So I've spun a patch train that uses threads:
https://review.coreboot.org/c/coreboot/+/56225/1

Let me know what you think.

Thanks!

On Wed, Jul 7, 2021 at 7:24 PM Julius Werner <jwer...@chromium.org> wrote:
>
> Pulling out some of the discussions that we already had inside Google
> to this wider audience, I am strongly against parallelization
> mechanisms that pull this much extra complexity into existing code
> (particularly the already very complicated CBFS framework). I think
> https://review.coreboot.org/c/coreboot/+/56049 is a perfect example of
> the maintainability drawbacks of this approach, requiring to weave
> large new chunks of code throughout the whole stack downwards, from
> CBFS into the rdev layer and finally into the platform SPI driver,
> just to be able to asynchronously execute a single read operation. The
> CBFS patch isn't even complete, there will be more code needed to
> support other primitives (e.g. cbfs_map()), decompression, etc. And
> it's duplicating a lot of the existing flow from the synchronous code
> in _cbfs_alloc().
>
> I think if we want a parallelization mechanism, we should converge
> onto a single one that can solve a variety of current and future use
> cases, and can be applied optionally where individual platforms need
> it without having to grow tentacles into every other part of coreboot.
> And I think the much better model for that would be cooperative
> multithreading (e.g. setting up a second stack and execution context
> and then having the CPU ping-pong back and forth between them while
> the other one is idle and waiting on hardware somewhere). In fact
> coreboot already has all this implemented in src/lib/threads.c
> (CONFIG_COOP_MULTITASKING), although it seems that nobody has really
> used it in a while.
>
> The clear advantage of cooperative multithreading is that almost none
> of the code, especially not most of these in-between layers like CBFS
> and rdev, need to be modified to support it. You can create a thread
> and send it off to, say, begin loading the payload while the rest of
> the boot state machine is still running platform initialization code,
> and it can run through all the CBFS motions (including verification
> and whatever other optional features are enabled) without any of those
> having been written specifically with asynchronous operation in mind.
> You still need to make sure that the two threads don't both try to
> access shared resources at the same time, but you need to do that with
> futures too. In the file loading case, it would probably be enough to
> put a few critical sections in the SPI driver itself and there should
> be no need to pull it up into all the platform-agnostic general
> framework parts.
>
> The cost of cooperative multithreading is mostly just that you need
> the space for a second stack. In ramstage that should be a given
> anyway, and in romstage it can probably still be easily done on most
> (particularly recent) platforms. For an optional performance
> enhancement feature, I think that trade-off makes sense.

(Stored rows):

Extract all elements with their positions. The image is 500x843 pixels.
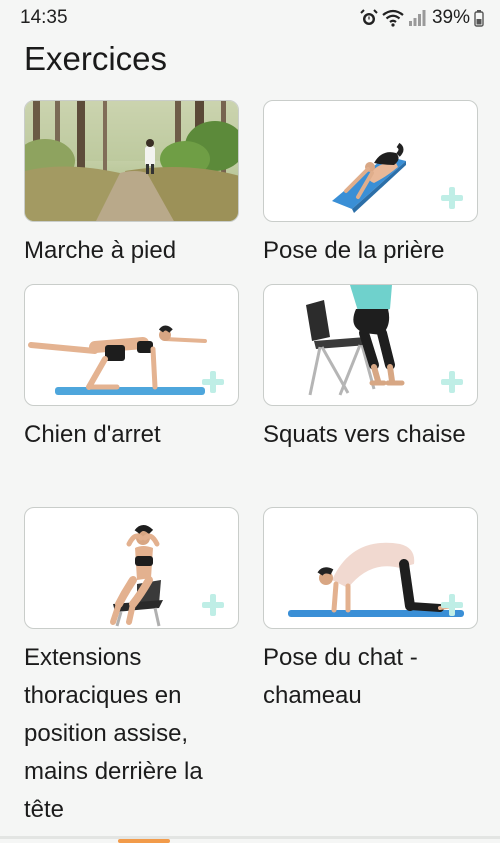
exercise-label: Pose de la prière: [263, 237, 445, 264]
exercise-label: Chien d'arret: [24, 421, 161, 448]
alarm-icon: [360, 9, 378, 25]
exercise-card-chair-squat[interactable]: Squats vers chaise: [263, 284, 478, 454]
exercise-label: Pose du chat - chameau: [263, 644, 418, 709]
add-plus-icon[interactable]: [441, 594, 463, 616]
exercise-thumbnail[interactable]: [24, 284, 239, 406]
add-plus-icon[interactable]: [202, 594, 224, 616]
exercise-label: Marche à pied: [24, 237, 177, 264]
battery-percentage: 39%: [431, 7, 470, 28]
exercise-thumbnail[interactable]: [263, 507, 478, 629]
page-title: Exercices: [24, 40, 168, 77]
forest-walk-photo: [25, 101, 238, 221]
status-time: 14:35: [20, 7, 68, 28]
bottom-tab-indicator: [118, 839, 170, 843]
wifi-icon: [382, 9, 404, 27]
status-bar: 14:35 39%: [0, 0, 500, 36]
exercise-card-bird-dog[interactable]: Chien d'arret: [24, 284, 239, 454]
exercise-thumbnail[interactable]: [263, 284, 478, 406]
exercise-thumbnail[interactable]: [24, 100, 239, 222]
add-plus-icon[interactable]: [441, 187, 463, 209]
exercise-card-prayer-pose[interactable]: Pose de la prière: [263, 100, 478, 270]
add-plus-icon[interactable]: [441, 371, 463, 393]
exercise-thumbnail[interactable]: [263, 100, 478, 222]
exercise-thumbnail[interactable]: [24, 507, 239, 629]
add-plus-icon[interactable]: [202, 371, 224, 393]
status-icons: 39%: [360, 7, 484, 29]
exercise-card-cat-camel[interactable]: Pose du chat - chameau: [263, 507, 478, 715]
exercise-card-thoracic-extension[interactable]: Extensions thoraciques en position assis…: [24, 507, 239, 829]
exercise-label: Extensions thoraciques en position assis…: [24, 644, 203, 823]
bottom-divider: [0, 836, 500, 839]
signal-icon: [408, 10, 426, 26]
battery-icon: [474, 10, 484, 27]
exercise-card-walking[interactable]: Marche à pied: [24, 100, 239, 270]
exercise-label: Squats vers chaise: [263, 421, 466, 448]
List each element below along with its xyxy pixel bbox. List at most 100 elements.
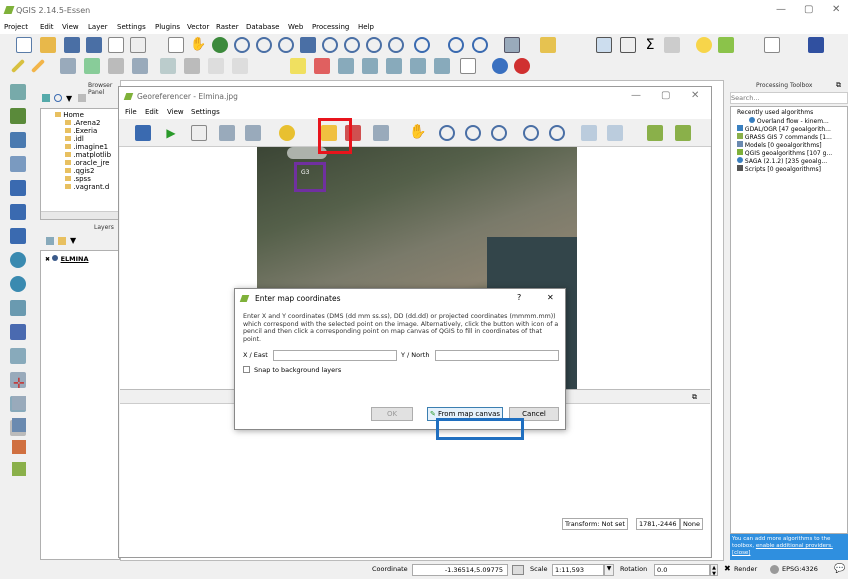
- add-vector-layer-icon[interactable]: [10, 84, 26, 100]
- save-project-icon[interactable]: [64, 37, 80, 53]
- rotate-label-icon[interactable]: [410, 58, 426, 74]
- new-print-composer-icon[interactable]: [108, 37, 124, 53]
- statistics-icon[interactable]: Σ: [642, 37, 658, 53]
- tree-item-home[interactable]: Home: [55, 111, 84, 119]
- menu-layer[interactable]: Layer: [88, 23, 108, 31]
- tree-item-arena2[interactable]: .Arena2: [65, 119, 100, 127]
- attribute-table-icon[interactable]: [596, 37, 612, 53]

(Directions for this task): Could you continue the coreboot discussion about cooperative multithreading, picking up right after its final sentence?

(Response for this exercise):
>
> On Wed, Jul 7, 2021 at 1:18 PM Raul Rangel <rran...@chromium.org> wrote:
> >
> > On Wed, Jul 7, 2021 at 12:49 PM Peter Stuge <pe...@stuge.se> wrote:
> > >
> > > Raul Rangel wrote:
> > > > I'm currently working on improving the boot time for the AMD Cezanne
> > > > platform.
> > > ..
> > > > Another difference between the latest AMD SoCs (Picasso, Cezanne), is
> > > > that RAM is available in bootblock.
> > >
> > > As I have understood, the PSP has both trained RAM and copied firmware 
> > > from
> > > SPI to RAM when x86 comes out of reset.
> > >
> > > Is that accurate, false, or only partially accurate?
> >
> > It's partially accurate. The PSP will load bootblock into RAM. So
> > coreboot still needs to access the SPI flash to load everything else.
> >
> > >
> > > > One place where we spend a decent amount of time is reading from SPI
> > > > flash. We have the SPI speed/modes set to the optimal settings for
> > > > our platforms, but there is still room for improvement.
> > >
> > > Please provide numbers?
> >
> > Sorry, that sentence didn't come out how I wanted. I was just saying
> > that we could improve the boot time by exploring other avenues.
> >
> > >
> > > > The question is, how do we model these asynchronous operations, how is
> > > > data ownership handled, and how does the BSP know the operation is
> > > > done?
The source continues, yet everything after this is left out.